> Exercise
Which lines hold the word "this"? Show each of them.

Collection entries
################

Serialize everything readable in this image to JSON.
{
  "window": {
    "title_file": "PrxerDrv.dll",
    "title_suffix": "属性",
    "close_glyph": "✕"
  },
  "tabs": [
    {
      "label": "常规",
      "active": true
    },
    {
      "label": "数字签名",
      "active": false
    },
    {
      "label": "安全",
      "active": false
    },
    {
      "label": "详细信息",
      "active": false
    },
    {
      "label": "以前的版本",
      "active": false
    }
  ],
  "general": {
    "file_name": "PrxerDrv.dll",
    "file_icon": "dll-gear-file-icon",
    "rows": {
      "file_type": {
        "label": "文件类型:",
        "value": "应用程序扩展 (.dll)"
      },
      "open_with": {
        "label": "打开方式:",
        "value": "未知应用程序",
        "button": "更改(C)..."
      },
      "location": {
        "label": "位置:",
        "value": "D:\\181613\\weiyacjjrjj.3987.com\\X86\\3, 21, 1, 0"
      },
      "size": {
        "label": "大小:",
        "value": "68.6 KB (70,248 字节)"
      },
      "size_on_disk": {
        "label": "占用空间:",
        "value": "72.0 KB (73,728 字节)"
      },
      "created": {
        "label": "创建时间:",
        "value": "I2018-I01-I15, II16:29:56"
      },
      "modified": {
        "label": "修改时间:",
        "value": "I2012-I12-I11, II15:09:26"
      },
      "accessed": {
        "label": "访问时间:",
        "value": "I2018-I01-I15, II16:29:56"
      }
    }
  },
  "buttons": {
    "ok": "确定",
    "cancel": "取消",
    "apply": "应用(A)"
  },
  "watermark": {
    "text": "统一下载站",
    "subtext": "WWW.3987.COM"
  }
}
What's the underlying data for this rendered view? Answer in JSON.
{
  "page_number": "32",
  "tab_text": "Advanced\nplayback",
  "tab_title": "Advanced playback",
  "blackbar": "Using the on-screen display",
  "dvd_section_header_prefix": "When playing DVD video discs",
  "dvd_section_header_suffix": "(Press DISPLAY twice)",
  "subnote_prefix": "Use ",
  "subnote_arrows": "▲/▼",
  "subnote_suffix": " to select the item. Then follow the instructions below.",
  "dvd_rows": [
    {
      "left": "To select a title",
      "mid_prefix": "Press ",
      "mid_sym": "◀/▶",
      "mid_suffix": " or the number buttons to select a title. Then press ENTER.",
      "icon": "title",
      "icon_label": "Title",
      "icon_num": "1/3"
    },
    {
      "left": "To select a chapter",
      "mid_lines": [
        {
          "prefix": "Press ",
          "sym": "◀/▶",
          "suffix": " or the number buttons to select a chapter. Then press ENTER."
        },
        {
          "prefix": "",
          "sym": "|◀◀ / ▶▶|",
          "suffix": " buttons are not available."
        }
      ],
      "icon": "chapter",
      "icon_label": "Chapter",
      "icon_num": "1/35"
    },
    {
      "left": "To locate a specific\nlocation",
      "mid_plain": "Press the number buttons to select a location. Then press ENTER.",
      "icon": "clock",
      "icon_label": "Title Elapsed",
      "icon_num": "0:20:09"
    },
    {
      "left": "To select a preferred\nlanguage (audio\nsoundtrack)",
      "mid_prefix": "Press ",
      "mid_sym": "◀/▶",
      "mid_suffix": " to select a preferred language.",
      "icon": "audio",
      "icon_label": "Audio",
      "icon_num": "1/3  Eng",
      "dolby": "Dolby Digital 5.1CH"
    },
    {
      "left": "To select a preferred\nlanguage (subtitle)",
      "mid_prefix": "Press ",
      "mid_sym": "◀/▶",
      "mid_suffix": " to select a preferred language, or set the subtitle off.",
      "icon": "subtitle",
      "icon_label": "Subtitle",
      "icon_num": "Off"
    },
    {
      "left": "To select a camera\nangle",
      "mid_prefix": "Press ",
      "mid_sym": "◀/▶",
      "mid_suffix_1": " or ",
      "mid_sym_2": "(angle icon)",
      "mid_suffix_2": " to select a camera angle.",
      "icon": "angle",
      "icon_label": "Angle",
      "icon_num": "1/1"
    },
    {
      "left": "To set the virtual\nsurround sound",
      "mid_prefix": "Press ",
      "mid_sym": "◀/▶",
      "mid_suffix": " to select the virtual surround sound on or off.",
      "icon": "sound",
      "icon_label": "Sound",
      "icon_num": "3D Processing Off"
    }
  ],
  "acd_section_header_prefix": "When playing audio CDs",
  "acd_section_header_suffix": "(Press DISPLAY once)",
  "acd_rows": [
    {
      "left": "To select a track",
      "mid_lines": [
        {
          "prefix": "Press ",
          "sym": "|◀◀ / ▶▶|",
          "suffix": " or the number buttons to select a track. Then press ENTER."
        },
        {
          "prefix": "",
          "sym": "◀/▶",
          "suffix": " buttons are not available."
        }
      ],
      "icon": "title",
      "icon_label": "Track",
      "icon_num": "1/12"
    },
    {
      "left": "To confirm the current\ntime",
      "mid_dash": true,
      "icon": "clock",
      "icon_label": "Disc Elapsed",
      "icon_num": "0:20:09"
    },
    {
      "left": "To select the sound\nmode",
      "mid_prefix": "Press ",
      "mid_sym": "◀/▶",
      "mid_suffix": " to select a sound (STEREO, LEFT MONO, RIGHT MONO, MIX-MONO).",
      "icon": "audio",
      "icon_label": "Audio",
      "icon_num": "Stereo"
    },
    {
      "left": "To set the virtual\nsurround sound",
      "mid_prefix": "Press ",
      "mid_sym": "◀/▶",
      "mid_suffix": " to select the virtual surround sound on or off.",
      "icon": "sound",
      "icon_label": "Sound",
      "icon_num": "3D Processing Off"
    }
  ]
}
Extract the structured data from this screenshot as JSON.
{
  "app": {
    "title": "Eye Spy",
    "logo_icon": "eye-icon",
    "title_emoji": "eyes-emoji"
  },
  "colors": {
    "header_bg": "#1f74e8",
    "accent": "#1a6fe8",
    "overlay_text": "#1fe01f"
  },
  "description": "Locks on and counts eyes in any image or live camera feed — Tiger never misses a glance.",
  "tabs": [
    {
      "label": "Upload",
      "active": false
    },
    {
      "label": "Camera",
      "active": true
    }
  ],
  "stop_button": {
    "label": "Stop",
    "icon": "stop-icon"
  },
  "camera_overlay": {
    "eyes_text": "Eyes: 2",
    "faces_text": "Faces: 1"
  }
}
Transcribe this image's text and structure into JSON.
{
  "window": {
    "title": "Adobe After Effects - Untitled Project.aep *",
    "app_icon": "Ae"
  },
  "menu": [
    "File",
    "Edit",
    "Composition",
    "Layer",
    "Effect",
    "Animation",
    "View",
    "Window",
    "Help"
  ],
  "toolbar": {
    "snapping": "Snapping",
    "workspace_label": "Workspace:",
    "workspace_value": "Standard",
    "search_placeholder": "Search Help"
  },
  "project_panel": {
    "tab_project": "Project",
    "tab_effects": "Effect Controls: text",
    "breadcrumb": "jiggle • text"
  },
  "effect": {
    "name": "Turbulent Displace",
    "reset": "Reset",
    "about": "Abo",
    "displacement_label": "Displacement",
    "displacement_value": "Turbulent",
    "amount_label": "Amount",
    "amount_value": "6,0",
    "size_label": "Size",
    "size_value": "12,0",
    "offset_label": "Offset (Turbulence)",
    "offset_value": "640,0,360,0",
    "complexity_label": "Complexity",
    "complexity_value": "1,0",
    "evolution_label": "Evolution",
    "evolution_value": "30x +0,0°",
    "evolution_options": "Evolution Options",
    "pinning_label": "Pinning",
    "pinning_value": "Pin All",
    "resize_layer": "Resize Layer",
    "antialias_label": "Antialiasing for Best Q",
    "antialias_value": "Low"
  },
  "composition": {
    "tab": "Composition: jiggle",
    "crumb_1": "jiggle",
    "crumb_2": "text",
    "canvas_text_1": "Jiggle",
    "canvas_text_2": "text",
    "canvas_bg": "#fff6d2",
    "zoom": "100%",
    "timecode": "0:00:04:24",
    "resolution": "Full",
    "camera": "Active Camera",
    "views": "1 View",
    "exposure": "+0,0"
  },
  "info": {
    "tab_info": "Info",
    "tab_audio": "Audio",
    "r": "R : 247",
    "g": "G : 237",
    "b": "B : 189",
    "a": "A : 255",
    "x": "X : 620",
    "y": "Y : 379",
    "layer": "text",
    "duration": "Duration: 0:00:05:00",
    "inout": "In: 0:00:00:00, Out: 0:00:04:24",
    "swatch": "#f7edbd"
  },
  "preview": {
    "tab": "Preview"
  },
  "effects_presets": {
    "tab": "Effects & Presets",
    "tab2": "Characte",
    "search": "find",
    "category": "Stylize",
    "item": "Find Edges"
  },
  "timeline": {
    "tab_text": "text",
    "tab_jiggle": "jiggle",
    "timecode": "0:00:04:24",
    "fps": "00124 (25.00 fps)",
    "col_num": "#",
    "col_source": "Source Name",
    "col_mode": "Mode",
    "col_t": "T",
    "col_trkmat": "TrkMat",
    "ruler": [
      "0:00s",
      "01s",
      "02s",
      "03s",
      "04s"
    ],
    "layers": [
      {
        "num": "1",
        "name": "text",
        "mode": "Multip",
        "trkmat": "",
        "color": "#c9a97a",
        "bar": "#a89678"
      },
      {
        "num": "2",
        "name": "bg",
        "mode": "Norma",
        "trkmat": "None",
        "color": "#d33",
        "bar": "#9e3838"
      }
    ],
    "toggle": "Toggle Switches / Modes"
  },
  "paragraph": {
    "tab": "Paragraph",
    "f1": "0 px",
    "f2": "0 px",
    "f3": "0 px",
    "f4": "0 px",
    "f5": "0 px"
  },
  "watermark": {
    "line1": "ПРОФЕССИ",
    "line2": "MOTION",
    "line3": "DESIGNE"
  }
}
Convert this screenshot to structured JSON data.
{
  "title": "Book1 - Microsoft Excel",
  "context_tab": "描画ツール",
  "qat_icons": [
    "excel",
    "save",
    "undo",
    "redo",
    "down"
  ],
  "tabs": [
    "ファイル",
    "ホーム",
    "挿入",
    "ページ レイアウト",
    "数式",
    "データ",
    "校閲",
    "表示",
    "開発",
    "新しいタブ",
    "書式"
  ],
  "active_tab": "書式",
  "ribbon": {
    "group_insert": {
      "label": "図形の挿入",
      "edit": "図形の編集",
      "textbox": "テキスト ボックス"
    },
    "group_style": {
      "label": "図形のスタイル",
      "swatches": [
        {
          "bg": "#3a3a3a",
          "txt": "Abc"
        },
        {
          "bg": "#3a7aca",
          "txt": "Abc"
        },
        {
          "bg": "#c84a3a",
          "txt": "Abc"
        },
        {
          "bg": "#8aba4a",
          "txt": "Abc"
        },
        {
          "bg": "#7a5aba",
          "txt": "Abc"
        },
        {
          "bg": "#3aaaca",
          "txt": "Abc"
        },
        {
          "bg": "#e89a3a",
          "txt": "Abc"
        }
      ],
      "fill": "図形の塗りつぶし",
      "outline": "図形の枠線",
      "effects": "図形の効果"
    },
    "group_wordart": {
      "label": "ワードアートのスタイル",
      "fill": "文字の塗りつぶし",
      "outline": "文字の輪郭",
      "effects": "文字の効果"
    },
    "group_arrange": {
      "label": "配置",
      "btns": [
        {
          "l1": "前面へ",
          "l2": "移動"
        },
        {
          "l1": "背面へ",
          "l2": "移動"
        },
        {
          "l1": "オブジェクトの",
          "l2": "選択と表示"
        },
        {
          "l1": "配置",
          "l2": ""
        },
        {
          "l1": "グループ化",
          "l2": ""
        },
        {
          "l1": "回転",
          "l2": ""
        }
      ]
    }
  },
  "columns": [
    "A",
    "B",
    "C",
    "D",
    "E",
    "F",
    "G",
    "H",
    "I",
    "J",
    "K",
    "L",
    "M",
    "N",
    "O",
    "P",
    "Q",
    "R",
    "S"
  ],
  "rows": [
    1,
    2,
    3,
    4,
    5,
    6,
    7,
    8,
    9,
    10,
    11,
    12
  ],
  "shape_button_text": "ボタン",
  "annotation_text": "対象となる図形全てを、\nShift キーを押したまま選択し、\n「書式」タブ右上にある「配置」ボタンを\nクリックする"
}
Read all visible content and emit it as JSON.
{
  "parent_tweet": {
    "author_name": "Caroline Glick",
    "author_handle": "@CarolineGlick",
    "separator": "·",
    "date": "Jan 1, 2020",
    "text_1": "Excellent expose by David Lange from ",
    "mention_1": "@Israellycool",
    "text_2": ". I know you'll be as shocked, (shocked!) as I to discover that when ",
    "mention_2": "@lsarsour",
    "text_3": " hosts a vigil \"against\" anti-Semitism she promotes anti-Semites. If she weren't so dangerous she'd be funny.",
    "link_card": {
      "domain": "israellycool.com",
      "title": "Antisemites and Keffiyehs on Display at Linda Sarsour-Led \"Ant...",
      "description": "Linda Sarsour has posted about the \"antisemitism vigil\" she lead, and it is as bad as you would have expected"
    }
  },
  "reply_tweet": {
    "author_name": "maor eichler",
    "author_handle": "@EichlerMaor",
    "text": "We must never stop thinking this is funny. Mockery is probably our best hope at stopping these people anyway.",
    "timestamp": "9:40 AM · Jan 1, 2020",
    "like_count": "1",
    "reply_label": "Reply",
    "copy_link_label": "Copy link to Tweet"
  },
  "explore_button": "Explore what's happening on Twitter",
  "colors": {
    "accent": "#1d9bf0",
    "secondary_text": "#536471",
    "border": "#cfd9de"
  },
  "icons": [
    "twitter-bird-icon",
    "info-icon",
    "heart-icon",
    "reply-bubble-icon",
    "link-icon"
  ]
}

################

> Output
Serialize everything readable in this image to JSON.
What's the underlying data for this rendered view? Answer in JSON.
Extract the structured data from this screenshot as JSON.
Transcribe this image's text and structure into JSON.
Convert this screenshot to structured JSON data.
    "text": "We must never stop thinking this is funny. Mockery is probably our best hope at stopping these people anyway.",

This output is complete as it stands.